- [WHAT THE TASK REQUIRES] Check each line of the listing for the word "text" and report how many lines contain it, giving nothing but the number.

- [EXERCISE MATERIAL]
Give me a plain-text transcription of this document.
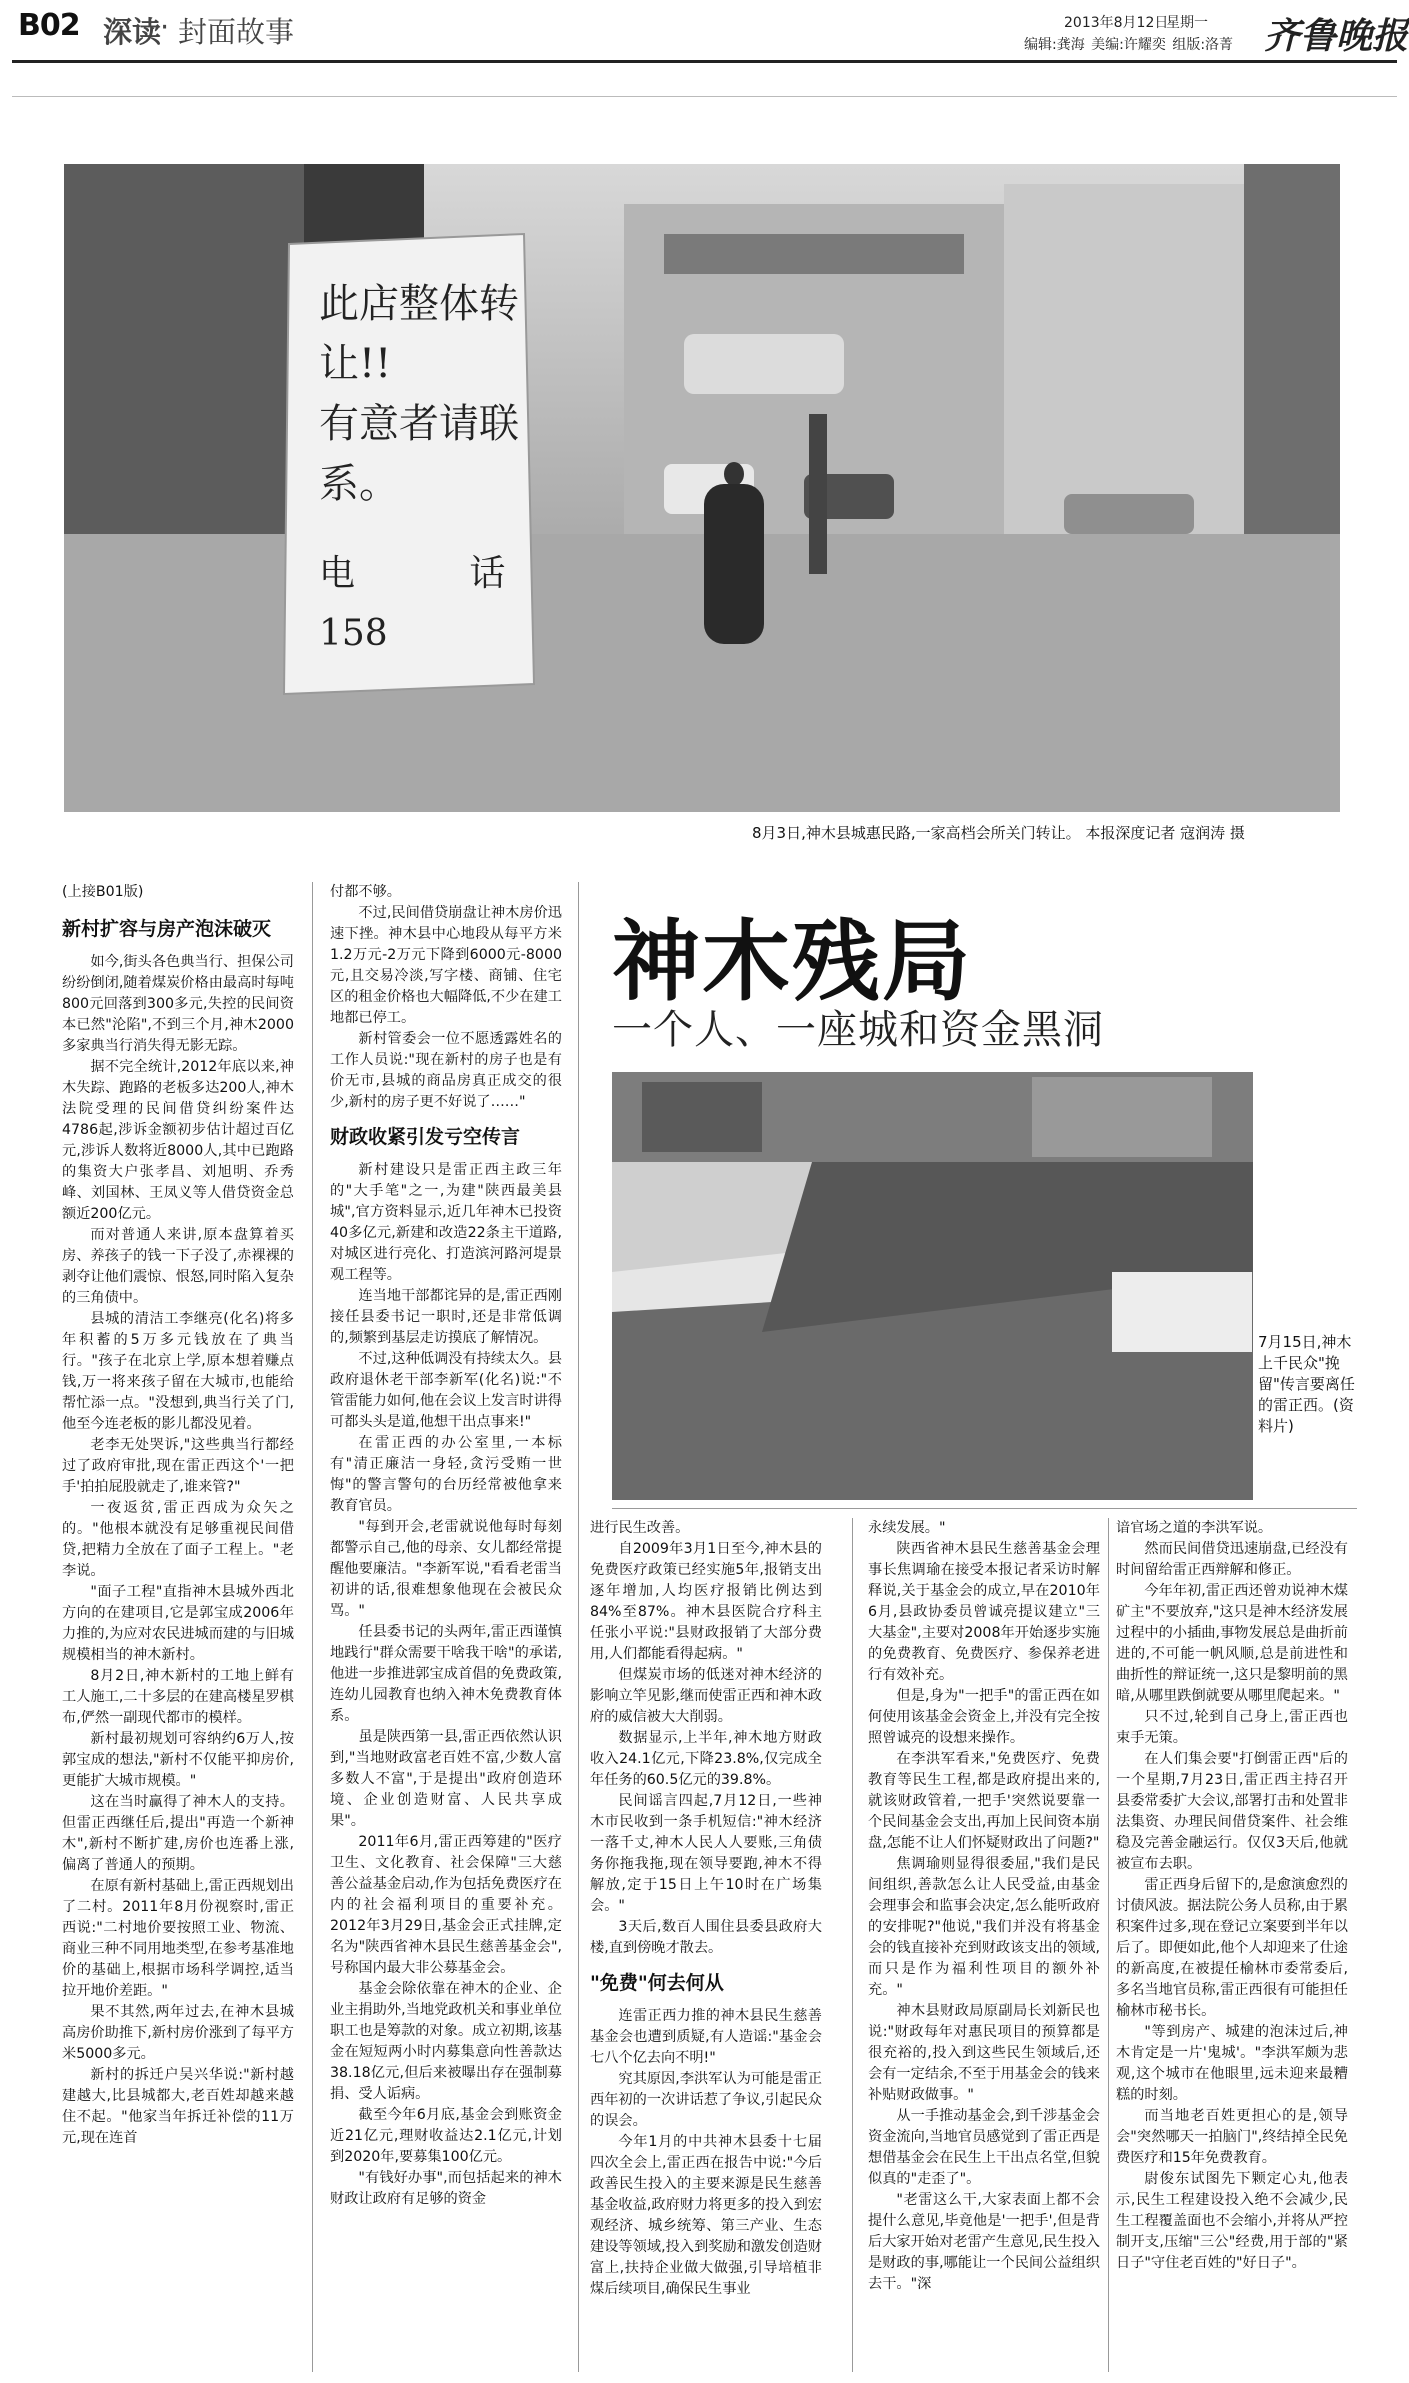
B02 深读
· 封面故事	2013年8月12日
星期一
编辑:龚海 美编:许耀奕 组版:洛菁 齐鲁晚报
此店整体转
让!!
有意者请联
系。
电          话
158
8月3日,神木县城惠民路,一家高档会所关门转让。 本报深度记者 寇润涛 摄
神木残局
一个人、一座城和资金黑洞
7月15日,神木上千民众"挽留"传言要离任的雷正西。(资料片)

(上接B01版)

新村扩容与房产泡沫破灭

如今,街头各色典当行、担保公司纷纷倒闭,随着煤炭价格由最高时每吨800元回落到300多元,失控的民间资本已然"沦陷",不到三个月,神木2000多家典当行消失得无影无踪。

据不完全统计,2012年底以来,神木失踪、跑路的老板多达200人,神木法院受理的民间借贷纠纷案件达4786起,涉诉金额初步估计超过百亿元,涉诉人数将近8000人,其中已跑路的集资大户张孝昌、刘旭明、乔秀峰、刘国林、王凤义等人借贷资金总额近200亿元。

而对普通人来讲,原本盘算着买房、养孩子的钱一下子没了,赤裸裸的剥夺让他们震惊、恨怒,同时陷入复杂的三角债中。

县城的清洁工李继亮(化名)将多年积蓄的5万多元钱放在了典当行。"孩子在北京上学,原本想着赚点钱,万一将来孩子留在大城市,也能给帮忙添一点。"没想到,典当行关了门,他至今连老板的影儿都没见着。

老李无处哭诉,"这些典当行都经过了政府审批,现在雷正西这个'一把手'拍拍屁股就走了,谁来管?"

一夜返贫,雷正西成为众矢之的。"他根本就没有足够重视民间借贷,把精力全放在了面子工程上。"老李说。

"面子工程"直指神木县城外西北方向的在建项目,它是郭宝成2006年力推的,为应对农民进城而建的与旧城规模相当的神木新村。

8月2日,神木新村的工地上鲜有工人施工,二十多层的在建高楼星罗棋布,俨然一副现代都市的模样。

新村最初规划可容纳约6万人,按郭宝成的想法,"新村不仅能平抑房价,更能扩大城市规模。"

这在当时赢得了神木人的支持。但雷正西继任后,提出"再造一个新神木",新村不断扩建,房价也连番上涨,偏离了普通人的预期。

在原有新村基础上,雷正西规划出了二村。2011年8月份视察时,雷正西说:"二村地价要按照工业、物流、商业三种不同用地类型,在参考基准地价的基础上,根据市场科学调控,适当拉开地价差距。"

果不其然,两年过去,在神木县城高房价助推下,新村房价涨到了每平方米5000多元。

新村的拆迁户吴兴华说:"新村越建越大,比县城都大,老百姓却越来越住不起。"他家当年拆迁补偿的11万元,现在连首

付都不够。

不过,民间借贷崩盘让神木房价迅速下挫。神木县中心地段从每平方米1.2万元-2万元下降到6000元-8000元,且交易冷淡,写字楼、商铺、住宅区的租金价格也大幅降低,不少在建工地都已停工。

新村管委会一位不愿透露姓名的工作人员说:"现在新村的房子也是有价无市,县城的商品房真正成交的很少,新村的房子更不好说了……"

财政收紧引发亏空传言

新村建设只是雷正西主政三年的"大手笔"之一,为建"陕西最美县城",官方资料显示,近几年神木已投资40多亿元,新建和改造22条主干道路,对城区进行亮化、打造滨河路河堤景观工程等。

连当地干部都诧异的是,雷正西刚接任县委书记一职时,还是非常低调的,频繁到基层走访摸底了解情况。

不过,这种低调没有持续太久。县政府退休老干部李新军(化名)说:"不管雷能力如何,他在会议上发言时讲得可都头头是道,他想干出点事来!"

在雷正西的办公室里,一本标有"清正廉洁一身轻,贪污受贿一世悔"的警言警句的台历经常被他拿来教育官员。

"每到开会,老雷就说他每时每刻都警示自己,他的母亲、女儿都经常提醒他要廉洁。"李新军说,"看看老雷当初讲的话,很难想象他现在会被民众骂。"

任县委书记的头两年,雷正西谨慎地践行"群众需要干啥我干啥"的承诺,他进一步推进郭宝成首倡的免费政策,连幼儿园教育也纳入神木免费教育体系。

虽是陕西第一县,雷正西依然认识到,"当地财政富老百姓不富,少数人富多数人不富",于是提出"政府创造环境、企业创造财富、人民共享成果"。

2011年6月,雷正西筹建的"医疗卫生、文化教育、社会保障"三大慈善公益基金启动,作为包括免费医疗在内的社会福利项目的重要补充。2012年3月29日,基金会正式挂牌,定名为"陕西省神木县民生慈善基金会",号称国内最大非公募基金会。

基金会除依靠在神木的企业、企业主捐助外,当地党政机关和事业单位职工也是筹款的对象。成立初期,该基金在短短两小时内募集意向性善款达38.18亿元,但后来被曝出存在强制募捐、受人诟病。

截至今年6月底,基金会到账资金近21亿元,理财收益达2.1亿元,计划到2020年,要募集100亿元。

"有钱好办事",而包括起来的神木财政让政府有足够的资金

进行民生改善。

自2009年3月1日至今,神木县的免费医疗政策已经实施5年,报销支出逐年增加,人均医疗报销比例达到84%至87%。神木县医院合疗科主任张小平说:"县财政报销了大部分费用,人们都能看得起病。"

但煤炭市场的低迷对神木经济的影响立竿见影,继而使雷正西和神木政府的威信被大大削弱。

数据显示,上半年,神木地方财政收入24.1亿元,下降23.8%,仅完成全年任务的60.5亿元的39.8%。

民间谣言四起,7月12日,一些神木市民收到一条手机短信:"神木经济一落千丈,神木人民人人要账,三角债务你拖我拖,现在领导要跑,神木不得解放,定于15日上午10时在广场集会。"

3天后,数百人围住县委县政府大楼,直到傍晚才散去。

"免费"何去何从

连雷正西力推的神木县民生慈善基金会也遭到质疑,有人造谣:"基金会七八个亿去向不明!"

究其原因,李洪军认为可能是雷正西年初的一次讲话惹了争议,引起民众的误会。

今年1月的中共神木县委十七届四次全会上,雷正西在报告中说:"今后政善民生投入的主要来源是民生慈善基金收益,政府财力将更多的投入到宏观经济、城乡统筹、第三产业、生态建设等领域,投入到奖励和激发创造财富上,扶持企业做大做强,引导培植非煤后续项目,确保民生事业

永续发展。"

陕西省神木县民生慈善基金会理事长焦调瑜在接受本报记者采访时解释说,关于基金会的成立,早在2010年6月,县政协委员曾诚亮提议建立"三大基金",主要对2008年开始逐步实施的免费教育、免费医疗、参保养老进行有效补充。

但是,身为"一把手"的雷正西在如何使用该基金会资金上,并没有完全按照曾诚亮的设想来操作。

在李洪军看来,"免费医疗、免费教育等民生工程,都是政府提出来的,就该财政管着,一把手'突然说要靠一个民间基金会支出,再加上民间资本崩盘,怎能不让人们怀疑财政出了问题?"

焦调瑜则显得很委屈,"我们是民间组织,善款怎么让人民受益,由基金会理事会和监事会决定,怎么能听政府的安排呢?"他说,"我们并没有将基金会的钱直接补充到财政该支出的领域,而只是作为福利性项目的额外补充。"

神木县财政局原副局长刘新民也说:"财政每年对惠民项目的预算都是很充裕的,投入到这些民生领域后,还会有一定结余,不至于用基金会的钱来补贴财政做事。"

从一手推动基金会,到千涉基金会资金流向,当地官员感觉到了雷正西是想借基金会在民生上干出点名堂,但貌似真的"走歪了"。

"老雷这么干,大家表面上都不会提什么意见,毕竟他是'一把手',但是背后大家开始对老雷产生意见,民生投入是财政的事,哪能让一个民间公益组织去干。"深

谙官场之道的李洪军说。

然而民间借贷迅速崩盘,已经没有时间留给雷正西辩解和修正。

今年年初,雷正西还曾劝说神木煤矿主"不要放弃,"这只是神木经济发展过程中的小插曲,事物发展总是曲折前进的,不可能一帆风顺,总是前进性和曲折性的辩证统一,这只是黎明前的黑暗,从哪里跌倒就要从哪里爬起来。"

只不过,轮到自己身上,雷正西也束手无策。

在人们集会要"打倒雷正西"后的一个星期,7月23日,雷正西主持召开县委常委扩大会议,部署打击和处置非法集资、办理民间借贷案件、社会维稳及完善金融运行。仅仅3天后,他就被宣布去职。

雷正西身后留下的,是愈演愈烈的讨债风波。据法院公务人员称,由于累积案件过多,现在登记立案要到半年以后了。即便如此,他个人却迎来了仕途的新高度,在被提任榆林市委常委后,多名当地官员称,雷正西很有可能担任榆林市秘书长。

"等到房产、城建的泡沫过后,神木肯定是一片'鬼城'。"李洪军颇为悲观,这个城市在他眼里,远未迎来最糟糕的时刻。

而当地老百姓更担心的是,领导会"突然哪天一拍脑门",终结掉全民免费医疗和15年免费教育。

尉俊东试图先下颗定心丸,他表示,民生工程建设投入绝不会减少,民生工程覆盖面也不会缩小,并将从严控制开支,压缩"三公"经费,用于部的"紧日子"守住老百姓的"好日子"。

==

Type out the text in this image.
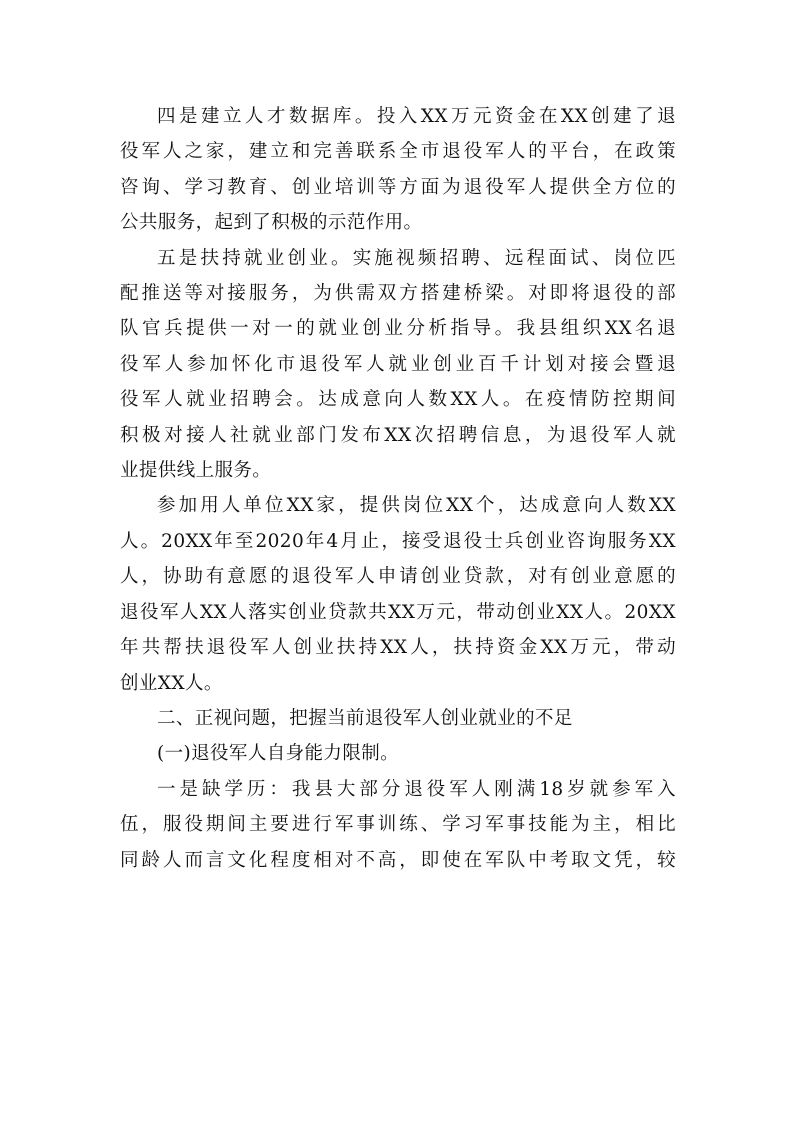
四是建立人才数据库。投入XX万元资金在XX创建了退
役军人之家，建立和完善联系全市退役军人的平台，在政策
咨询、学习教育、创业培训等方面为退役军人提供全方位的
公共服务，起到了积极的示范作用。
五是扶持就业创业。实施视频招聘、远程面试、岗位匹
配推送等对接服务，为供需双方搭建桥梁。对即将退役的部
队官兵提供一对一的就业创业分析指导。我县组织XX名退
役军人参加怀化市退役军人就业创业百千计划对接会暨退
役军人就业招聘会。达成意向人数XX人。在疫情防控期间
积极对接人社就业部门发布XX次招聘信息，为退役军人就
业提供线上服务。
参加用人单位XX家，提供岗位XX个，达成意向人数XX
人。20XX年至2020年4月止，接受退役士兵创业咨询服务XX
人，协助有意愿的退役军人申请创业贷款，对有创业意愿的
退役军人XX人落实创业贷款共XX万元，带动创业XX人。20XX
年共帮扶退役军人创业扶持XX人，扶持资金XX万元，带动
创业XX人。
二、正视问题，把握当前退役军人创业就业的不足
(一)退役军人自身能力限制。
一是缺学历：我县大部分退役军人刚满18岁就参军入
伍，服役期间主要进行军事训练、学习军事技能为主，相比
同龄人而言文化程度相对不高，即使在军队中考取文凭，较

- [COMPLETED TASK] 2